**REQUIRED TASK**
Locate each line with the string "title" in the listing below and copy it.

[Stored dataset items]
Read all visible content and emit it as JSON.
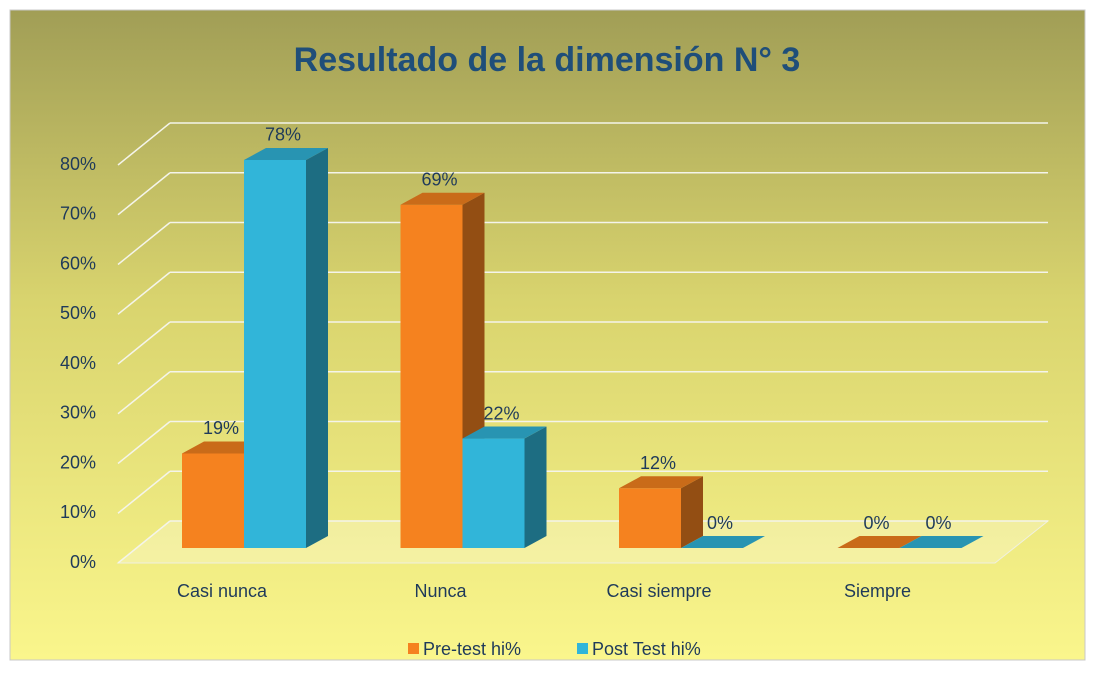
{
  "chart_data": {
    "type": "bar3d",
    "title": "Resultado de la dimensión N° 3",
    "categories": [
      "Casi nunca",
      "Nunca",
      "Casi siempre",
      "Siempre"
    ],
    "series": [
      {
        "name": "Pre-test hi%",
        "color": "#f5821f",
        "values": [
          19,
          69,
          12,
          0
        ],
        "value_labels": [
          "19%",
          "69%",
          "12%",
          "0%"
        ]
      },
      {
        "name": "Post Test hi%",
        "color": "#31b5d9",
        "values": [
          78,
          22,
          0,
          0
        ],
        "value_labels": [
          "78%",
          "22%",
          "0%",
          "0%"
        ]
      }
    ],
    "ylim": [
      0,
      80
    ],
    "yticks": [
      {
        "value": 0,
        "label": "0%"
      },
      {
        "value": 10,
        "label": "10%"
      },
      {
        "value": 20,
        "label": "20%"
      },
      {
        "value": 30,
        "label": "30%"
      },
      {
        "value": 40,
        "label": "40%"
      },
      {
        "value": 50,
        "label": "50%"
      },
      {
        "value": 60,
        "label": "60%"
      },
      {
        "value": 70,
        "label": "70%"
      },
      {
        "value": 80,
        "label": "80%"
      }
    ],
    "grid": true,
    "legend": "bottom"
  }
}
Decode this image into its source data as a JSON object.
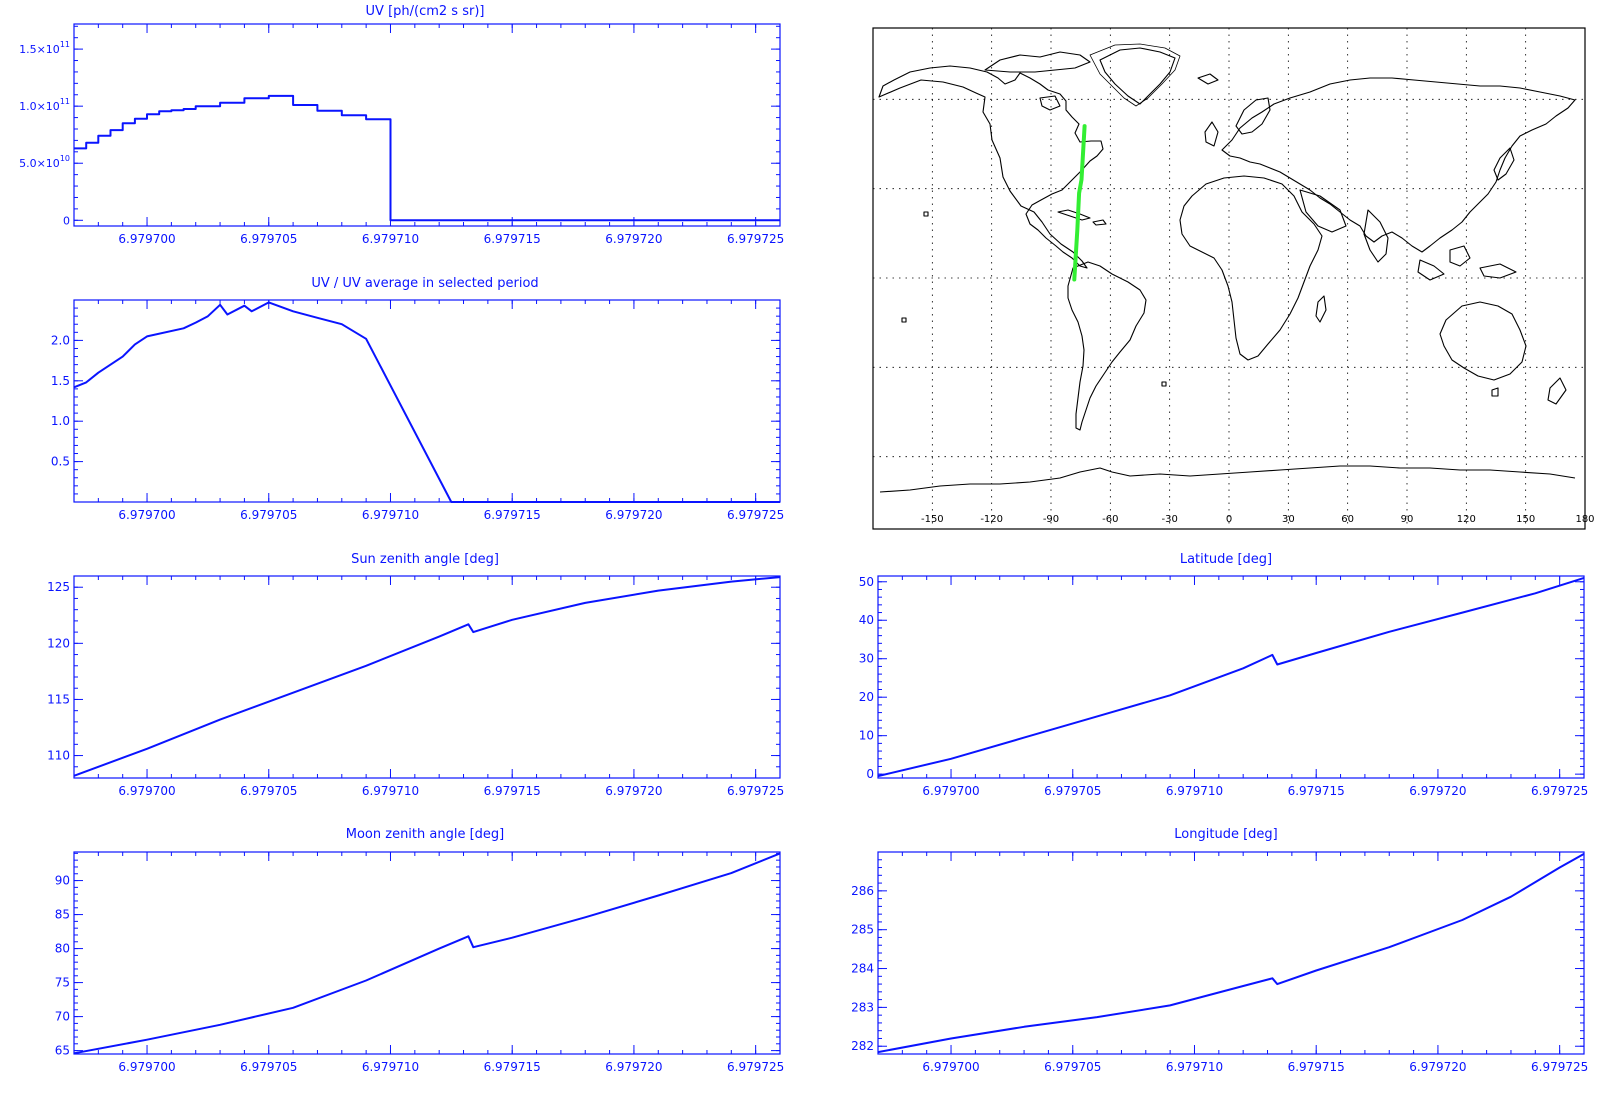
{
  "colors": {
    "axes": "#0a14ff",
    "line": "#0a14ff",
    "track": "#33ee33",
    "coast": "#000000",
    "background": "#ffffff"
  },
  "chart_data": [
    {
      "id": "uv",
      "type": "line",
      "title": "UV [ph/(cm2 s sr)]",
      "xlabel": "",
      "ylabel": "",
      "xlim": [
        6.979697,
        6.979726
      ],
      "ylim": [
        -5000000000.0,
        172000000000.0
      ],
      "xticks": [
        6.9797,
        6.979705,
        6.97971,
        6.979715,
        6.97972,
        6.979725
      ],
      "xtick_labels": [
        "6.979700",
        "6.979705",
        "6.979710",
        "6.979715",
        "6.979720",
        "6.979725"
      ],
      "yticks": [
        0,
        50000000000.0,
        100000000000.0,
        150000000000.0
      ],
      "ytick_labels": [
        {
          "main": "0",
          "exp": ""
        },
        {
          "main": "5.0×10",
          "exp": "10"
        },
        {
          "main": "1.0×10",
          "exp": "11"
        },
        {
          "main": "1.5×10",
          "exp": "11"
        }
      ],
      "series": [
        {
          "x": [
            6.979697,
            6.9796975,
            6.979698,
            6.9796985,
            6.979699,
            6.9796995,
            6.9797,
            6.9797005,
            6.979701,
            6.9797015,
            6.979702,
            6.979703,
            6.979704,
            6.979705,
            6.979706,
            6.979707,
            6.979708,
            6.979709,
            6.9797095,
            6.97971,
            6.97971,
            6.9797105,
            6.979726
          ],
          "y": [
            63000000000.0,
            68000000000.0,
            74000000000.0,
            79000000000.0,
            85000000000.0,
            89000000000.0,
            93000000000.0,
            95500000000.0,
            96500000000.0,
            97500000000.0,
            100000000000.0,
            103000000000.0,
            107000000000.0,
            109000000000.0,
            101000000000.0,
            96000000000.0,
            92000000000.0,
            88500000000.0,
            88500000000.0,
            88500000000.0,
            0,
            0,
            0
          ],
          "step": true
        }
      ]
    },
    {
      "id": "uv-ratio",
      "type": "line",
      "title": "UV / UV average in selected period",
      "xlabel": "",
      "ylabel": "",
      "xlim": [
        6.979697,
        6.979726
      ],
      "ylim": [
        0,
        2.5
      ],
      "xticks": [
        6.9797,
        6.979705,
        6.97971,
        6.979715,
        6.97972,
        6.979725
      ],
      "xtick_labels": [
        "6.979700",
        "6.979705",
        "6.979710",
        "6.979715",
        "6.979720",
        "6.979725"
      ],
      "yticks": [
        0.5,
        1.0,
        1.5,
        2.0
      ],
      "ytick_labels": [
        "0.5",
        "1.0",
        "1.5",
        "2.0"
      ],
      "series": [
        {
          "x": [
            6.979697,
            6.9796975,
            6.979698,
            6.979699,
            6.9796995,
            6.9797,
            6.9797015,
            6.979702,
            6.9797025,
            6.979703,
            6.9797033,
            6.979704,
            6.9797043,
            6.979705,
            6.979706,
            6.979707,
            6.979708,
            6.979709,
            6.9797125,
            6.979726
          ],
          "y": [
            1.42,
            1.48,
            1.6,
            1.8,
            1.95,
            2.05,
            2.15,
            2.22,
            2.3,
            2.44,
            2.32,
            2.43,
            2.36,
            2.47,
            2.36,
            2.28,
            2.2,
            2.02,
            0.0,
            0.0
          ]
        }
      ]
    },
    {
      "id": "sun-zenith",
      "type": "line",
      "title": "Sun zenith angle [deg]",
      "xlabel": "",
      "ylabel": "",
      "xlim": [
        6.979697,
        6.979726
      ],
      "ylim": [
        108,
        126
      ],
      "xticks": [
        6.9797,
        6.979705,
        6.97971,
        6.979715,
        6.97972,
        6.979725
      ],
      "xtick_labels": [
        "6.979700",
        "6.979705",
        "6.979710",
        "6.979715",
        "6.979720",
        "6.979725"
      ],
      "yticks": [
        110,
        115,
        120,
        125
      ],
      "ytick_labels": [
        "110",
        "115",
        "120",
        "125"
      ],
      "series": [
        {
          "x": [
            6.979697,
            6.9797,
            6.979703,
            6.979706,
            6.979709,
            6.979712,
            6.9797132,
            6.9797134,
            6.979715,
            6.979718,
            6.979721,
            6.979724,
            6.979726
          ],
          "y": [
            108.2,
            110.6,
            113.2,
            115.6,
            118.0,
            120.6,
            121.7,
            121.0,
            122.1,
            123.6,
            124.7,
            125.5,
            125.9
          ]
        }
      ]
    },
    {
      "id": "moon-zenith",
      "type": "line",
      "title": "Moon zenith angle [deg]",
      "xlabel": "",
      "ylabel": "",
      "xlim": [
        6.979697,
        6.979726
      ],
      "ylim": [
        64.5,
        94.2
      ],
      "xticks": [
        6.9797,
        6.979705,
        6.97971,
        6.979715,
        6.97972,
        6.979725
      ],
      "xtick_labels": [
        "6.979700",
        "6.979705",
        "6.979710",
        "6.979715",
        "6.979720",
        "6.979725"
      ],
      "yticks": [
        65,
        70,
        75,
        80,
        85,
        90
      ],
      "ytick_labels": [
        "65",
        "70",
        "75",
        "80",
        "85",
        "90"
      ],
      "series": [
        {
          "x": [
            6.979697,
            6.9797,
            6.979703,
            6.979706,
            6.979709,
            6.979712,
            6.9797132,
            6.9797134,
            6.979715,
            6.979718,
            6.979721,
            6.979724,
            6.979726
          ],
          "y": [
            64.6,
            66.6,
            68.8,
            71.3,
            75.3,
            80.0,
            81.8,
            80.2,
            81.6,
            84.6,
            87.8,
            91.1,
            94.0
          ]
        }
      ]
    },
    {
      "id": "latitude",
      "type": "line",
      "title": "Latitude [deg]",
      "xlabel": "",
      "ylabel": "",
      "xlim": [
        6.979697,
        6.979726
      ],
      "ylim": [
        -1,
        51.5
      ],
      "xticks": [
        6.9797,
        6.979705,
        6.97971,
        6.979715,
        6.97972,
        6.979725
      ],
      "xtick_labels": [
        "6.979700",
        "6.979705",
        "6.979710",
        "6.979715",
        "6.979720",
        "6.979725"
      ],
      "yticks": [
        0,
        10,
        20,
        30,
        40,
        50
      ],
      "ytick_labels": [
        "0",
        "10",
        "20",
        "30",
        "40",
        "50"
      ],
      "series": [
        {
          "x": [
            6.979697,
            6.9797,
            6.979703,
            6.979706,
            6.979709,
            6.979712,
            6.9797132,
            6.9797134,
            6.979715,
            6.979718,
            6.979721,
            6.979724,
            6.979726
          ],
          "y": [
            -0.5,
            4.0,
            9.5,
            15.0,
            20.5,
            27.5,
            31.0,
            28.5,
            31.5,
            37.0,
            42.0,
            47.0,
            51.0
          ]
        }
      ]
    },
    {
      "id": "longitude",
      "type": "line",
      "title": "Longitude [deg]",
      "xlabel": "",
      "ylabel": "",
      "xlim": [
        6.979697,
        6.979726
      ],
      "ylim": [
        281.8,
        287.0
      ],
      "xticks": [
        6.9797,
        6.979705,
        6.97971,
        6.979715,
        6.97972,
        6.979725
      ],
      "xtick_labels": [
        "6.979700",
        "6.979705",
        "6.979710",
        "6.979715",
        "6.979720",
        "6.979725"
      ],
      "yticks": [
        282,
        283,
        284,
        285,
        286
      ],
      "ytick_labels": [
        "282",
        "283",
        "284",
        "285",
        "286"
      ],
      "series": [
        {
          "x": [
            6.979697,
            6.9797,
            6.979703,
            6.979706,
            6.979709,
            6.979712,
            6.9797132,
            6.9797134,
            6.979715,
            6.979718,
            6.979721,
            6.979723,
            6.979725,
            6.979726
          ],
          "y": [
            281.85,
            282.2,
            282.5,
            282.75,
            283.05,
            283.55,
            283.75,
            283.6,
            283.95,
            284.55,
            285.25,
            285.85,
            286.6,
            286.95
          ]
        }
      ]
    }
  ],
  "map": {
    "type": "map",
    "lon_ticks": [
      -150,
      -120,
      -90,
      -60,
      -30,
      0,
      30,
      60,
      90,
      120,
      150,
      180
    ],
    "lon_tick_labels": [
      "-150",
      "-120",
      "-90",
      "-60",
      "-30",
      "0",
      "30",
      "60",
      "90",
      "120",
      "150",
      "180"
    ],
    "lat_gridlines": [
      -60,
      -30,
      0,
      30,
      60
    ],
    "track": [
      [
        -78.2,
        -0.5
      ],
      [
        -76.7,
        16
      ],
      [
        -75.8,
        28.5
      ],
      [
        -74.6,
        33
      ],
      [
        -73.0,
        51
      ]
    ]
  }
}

**WRITTEN ANSWER**
    "title": "Resultado de la dimensión N° 3",
      "title": "UV [ph/(cm2 s sr)]",
      "title": "UV / UV average in selected period",
      "title": "Sun zenith angle [deg]",
      "title": "Moon zenith angle [deg]",
      "title": "Latitude [deg]",
      "title": "Longitude [deg]",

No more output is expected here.